===== Supplied entries =====

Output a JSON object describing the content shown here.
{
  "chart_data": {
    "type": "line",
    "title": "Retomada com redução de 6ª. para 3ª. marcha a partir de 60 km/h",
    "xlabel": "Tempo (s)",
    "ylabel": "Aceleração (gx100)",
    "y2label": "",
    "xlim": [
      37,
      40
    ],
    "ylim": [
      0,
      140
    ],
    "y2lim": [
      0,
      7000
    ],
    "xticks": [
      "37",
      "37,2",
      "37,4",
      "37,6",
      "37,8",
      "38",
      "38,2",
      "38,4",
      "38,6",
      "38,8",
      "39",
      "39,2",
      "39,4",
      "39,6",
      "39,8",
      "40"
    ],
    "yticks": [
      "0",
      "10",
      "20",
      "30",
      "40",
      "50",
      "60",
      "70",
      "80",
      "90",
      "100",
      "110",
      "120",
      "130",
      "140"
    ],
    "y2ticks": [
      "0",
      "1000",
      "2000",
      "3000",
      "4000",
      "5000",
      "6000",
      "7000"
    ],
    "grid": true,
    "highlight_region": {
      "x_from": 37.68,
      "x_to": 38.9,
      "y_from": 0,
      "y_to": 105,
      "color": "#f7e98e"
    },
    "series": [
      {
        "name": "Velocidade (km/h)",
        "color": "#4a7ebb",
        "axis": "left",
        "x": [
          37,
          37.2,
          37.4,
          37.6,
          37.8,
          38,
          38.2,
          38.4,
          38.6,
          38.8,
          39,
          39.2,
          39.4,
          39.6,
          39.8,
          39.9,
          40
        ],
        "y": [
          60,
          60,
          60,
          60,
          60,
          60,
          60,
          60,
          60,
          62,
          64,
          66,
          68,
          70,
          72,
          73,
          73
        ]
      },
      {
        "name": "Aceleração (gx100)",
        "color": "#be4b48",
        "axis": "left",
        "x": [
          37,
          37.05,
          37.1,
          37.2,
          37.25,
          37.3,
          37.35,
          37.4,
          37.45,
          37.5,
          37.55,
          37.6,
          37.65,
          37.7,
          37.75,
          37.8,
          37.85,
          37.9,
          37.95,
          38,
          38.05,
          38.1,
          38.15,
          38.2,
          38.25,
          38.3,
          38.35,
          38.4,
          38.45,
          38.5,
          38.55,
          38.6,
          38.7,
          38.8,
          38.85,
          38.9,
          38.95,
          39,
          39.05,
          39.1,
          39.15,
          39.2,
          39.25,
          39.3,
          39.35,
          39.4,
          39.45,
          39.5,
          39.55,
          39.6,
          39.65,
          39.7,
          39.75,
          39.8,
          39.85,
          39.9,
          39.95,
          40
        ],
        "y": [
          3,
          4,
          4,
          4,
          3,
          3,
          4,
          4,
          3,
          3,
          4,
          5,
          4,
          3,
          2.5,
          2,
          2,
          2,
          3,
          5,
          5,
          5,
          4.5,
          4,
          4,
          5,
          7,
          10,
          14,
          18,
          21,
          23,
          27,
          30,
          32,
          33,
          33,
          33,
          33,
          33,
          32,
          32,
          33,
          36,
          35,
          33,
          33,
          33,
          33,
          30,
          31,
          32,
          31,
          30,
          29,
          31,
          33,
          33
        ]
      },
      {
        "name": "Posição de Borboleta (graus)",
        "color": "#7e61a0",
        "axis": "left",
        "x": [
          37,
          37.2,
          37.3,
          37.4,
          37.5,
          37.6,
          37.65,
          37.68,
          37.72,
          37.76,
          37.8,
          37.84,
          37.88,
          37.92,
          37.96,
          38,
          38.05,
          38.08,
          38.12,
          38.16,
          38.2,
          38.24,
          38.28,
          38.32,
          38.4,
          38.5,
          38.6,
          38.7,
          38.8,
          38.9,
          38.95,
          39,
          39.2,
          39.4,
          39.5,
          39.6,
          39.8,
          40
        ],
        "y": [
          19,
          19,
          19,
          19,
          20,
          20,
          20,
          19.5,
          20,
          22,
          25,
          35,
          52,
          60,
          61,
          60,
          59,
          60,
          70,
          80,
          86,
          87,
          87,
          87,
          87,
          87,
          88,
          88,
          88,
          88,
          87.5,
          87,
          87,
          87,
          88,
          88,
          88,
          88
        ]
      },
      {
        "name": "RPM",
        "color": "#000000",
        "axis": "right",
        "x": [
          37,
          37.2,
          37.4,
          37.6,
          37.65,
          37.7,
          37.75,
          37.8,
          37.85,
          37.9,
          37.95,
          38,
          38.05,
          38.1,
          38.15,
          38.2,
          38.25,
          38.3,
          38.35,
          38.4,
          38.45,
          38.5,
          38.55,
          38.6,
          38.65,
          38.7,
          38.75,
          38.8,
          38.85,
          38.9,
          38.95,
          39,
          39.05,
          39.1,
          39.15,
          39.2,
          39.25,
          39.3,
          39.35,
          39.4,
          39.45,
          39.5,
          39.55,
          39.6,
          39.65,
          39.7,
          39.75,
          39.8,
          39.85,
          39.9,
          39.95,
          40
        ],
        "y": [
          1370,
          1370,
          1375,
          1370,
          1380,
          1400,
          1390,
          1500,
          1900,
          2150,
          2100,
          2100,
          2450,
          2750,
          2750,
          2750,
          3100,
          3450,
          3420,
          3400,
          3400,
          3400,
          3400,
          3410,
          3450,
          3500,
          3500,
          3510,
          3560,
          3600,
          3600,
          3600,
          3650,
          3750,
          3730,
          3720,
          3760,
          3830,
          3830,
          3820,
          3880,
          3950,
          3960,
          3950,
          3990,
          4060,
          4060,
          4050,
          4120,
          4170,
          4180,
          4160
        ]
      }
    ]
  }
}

=====

Go through the material above line by line and copy it exactly.

## Full answer
Output a JSON object describing the content shown here.
{
  "chart_data": {
    "type": "line",
    "title": "Retomada com redução de 6ª. para 3ª. marcha a partir de 60 km/h",
    "xlabel": "Tempo (s)",
    "ylabel": "Aceleração (gx100)",
    "y2label": "",
    "xlim": [
      37,
      40
    ],
    "ylim": [
      0,
      140
    ],
    "y2lim": [
      0,
      7000
    ],
    "xticks": [
      "37",
      "37,2",
      "37,4",
      "37,6",
      "37,8",
      "38",
      "38,2",
      "38,4",
      "38,6",
      "38,8",
      "39",
      "39,2",
      "39,4",
      "39,6",
      "39,8",
      "40"
    ],
    "yticks": [
      "0",
      "10",
      "20",
      "30",
      "40",
      "50",
      "60",
      "70",
      "80",
      "90",
      "100",
      "110",
      "120",
      "130",
      "140"
    ],
    "y2ticks": [
      "0",
      "1000",
      "2000",
      "3000",
      "4000",
      "5000",
      "6000",
      "7000"
    ],
    "grid": true,
    "highlight_region": {
      "x_from": 37.68,
      "x_to": 38.9,
      "y_from": 0,
      "y_to": 105,
      "color": "#f7e98e"
    },
    "series": [
      {
        "name": "Velocidade (km/h)",
        "color": "#4a7ebb",
        "axis": "left",
        "x": [
          37,
          37.2,
          37.4,
          37.6,
          37.8,
          38,
          38.2,
          38.4,
          38.6,
          38.8,
          39,
          39.2,
          39.4,
          39.6,
          39.8,
          39.9,
          40
        ],
        "y": [
          60,
          60,
          60,
          60,
          60,
          60,
          60,
          60,
          60,
          62,
          64,
          66,
          68,
          70,
          72,
          73,
          73
        ]
      },
      {
        "name": "Aceleração (gx100)",
        "color": "#be4b48",
        "axis": "left",
        "x": [
          37,
          37.05,
          37.1,
          37.2,
          37.25,
          37.3,
          37.35,
          37.4,
          37.45,
          37.5,
          37.55,
          37.6,
          37.65,
          37.7,
          37.75,
          37.8,
          37.85,
          37.9,
          37.95,
          38,
          38.05,
          38.1,
          38.15,
          38.2,
          38.25,
          38.3,
          38.35,
          38.4,
          38.45,
          38.5,
          38.55,
          38.6,
          38.7,
          38.8,
          38.85,
          38.9,
          38.95,
          39,
          39.05,
          39.1,
          39.15,
          39.2,
          39.25,
          39.3,
          39.35,
          39.4,
          39.45,
          39.5,
          39.55,
          39.6,
          39.65,
          39.7,
          39.75,
          39.8,
          39.85,
          39.9,
          39.95,
          40
        ],
        "y": [
          3,
          4,
          4,
          4,
          3,
          3,
          4,
          4,
          3,
          3,
          4,
          5,
          4,
          3,
          2.5,
          2,
          2,
          2,
          3,
          5,
          5,
          5,
          4.5,
          4,
          4,
          5,
          7,
          10,
          14,
          18,
          21,
          23,
          27,
          30,
          32,
          33,
          33,
          33,
          33,
          33,
          32,
          32,
          33,
          36,
          35,
          33,
          33,
          33,
          33,
          30,
          31,
          32,
          31,
          30,
          29,
          31,
          33,
          33
        ]
      },
      {
        "name": "Posição de Borboleta (graus)",
        "color": "#7e61a0",
        "axis": "left",
        "x": [
          37,
          37.2,
          37.3,
          37.4,
          37.5,
          37.6,
          37.65,
          37.68,
          37.72,
          37.76,
          37.8,
          37.84,
          37.88,
          37.92,
          37.96,
          38,
          38.05,
          38.08,
          38.12,
          38.16,
          38.2,
          38.24,
          38.28,
          38.32,
          38.4,
          38.5,
          38.6,
          38.7,
          38.8,
          38.9,
          38.95,
          39,
          39.2,
          39.4,
          39.5,
          39.6,
          39.8,
          40
        ],
        "y": [
          19,
          19,
          19,
          19,
          20,
          20,
          20,
          19.5,
          20,
          22,
          25,
          35,
          52,
          60,
          61,
          60,
          59,
          60,
          70,
          80,
          86,
          87,
          87,
          87,
          87,
          87,
          88,
          88,
          88,
          88,
          87.5,
          87,
          87,
          87,
          88,
          88,
          88,
          88
        ]
      },
      {
        "name": "RPM",
        "color": "#000000",
        "axis": "right",
        "x": [
          37,
          37.2,
          37.4,
          37.6,
          37.65,
          37.7,
          37.75,
          37.8,
          37.85,
          37.9,
          37.95,
          38,
          38.05,
          38.1,
          38.15,
          38.2,
          38.25,
          38.3,
          38.35,
          38.4,
          38.45,
          38.5,
          38.55,
          38.6,
          38.65,
          38.7,
          38.75,
          38.8,
          38.85,
          38.9,
          38.95,
          39,
          39.05,
          39.1,
          39.15,
          39.2,
          39.25,
          39.3,
          39.35,
          39.4,
          39.45,
          39.5,
          39.55,
          39.6,
          39.65,
          39.7,
          39.75,
          39.8,
          39.85,
          39.9,
          39.95,
          40
        ],
        "y": [
          1370,
          1370,
          1375,
          1370,
          1380,
          1400,
          1390,
          1500,
          1900,
          2150,
          2100,
          2100,
          2450,
          2750,
          2750,
          2750,
          3100,
          3450,
          3420,
          3400,
          3400,
          3400,
          3400,
          3410,
          3450,
          3500,
          3500,
          3510,
          3560,
          3600,
          3600,
          3600,
          3650,
          3750,
          3730,
          3720,
          3760,
          3830,
          3830,
          3820,
          3880,
          3950,
          3960,
          3950,
          3990,
          4060,
          4060,
          4050,
          4120,
          4170,
          4180,
          4160
        ]
      }
    ]
  }
}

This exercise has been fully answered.